> [Request] Can you write out the whole listing exactly?
───── Records for this exercise ─────
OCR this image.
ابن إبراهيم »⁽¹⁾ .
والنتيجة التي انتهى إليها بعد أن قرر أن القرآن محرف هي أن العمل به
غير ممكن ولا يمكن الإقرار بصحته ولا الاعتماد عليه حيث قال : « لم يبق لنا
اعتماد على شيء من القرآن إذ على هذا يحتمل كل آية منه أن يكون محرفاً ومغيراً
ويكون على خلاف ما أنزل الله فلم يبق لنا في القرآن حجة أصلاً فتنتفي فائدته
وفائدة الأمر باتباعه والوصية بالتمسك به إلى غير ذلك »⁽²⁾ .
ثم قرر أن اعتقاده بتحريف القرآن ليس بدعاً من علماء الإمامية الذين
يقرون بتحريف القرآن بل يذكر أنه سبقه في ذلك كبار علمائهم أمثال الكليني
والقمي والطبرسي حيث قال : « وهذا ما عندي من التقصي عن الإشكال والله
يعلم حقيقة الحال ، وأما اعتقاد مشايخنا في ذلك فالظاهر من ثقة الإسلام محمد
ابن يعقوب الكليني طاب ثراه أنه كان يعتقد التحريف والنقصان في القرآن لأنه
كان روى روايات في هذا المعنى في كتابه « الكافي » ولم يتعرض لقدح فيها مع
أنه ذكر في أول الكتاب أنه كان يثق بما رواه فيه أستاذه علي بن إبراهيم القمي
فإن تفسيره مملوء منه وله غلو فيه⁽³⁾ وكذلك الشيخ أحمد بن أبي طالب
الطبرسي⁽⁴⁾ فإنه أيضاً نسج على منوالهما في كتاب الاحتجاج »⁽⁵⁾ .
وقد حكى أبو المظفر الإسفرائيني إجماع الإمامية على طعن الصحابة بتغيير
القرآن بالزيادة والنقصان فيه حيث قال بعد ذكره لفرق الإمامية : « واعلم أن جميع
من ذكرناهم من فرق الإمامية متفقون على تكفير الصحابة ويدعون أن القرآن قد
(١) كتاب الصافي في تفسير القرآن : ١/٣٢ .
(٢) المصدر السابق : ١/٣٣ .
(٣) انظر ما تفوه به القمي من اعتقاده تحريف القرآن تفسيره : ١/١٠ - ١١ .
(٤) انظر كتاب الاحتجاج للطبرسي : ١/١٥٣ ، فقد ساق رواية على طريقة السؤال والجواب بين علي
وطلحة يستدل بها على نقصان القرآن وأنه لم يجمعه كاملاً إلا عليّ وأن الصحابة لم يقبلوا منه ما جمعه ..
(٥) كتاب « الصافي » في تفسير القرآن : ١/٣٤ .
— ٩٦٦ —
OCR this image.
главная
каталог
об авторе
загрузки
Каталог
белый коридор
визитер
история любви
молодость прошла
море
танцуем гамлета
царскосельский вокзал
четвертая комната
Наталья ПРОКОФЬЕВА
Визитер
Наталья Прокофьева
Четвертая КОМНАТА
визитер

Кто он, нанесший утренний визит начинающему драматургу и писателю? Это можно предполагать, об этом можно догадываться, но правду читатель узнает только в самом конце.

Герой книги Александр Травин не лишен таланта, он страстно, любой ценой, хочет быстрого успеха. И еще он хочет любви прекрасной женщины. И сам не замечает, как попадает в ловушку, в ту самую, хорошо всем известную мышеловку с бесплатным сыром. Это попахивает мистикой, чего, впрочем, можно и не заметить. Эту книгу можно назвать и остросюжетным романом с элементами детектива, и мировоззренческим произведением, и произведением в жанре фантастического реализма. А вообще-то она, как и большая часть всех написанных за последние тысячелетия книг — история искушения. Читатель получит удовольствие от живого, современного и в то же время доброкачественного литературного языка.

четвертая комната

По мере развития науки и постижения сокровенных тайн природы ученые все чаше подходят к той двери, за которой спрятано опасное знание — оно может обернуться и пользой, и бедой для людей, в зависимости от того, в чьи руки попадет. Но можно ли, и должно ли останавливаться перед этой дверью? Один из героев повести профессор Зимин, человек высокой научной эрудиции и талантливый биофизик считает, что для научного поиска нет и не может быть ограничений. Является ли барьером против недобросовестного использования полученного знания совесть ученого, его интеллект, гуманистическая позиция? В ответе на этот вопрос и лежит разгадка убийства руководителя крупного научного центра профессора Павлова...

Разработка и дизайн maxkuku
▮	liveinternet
─────
> [Complete answer]
OCR this image.
ابن إبراهيم »⁽¹⁾ .
والنتيجة التي انتهى إليها بعد أن قرر أن القرآن محرف هي أن العمل به
غير ممكن ولا يمكن الإقرار بصحته ولا الاعتماد عليه حيث قال : « لم يبق لنا
اعتماد على شيء من القرآن إذ على هذا يحتمل كل آية منه أن يكون محرفاً ومغيراً
ويكون على خلاف ما أنزل الله فلم يبق لنا في القرآن حجة أصلاً فتنتفي فائدته
وفائدة الأمر باتباعه والوصية بالتمسك به إلى غير ذلك »⁽²⁾ .
ثم قرر أن اعتقاده بتحريف القرآن ليس بدعاً من علماء الإمامية الذين
يقرون بتحريف القرآن بل يذكر أنه سبقه في ذلك كبار علمائهم أمثال الكليني
والقمي والطبرسي حيث قال : « وهذا ما عندي من التقصي عن الإشكال والله
يعلم حقيقة الحال ، وأما اعتقاد مشايخنا في ذلك فالظاهر من ثقة الإسلام محمد
ابن يعقوب الكليني طاب ثراه أنه كان يعتقد التحريف والنقصان في القرآن لأنه
كان روى روايات في هذا المعنى في كتابه « الكافي » ولم يتعرض لقدح فيها مع
أنه ذكر في أول الكتاب أنه كان يثق بما رواه فيه أستاذه علي بن إبراهيم القمي
فإن تفسيره مملوء منه وله غلو فيه⁽³⁾ وكذلك الشيخ أحمد بن أبي طالب
الطبرسي⁽⁴⁾ فإنه أيضاً نسج على منوالهما في كتاب الاحتجاج »⁽⁵⁾ .
وقد حكى أبو المظفر الإسفرائيني إجماع الإمامية على طعن الصحابة بتغيير
القرآن بالزيادة والنقصان فيه حيث قال بعد ذكره لفرق الإمامية : « واعلم أن جميع
من ذكرناهم من فرق الإمامية متفقون على تكفير الصحابة ويدعون أن القرآن قد
(١) كتاب الصافي في تفسير القرآن : ١/٣٢ .
(٢) المصدر السابق : ١/٣٣ .
(٣) انظر ما تفوه به القمي من اعتقاده تحريف القرآن تفسيره : ١/١٠ - ١١ .
(٤) انظر كتاب الاحتجاج للطبرسي : ١/١٥٣ ، فقد ساق رواية على طريقة السؤال والجواب بين علي
وطلحة يستدل بها على نقصان القرآن وأنه لم يجمعه كاملاً إلا عليّ وأن الصحابة لم يقبلوا منه ما جمعه ..
(٥) كتاب « الصافي » في تفسير القرآن : ١/٣٤ .
— ٩٦٦ —
OCR this image.
главная
каталог
об авторе
загрузки
Каталог
белый коридор
визитер
история любви
молодость прошла
море
танцуем гамлета
царскосельский вокзал
четвертая комната
Наталья ПРОКОФЬЕВА
Визитер
Наталья Прокофьева
Четвертая КОМНАТА
визитер

Кто он, нанесший утренний визит начинающему драматургу и писателю? Это можно предполагать, об этом можно догадываться, но правду читатель узнает только в самом конце.

Герой книги Александр Травин не лишен таланта, он страстно, любой ценой, хочет быстрого успеха. И еще он хочет любви прекрасной женщины. И сам не замечает, как попадает в ловушку, в ту самую, хорошо всем известную мышеловку с бесплатным сыром. Это попахивает мистикой, чего, впрочем, можно и не заметить. Эту книгу можно назвать и остросюжетным романом с элементами детектива, и мировоззренческим произведением, и произведением в жанре фантастического реализма. А вообще-то она, как и большая часть всех написанных за последние тысячелетия книг — история искушения. Читатель получит удовольствие от живого, современного и в то же время доброкачественного литературного языка.

четвертая комната

По мере развития науки и постижения сокровенных тайн природы ученые все чаше подходят к той двери, за которой спрятано опасное знание — оно может обернуться и пользой, и бедой для людей, в зависимости от того, в чьи руки попадет. Но можно ли, и должно ли останавливаться перед этой дверью? Один из героев повести профессор Зимин, человек высокой научной эрудиции и талантливый биофизик считает, что для научного поиска нет и не может быть ограничений. Является ли барьером против недобросовестного использования полученного знания совесть ученого, его интеллект, гуманистическая позиция? В ответе на этот вопрос и лежит разгадка убийства руководителя крупного научного центра профессора Павлова...

Разработка и дизайн maxkuku
▮	liveinternet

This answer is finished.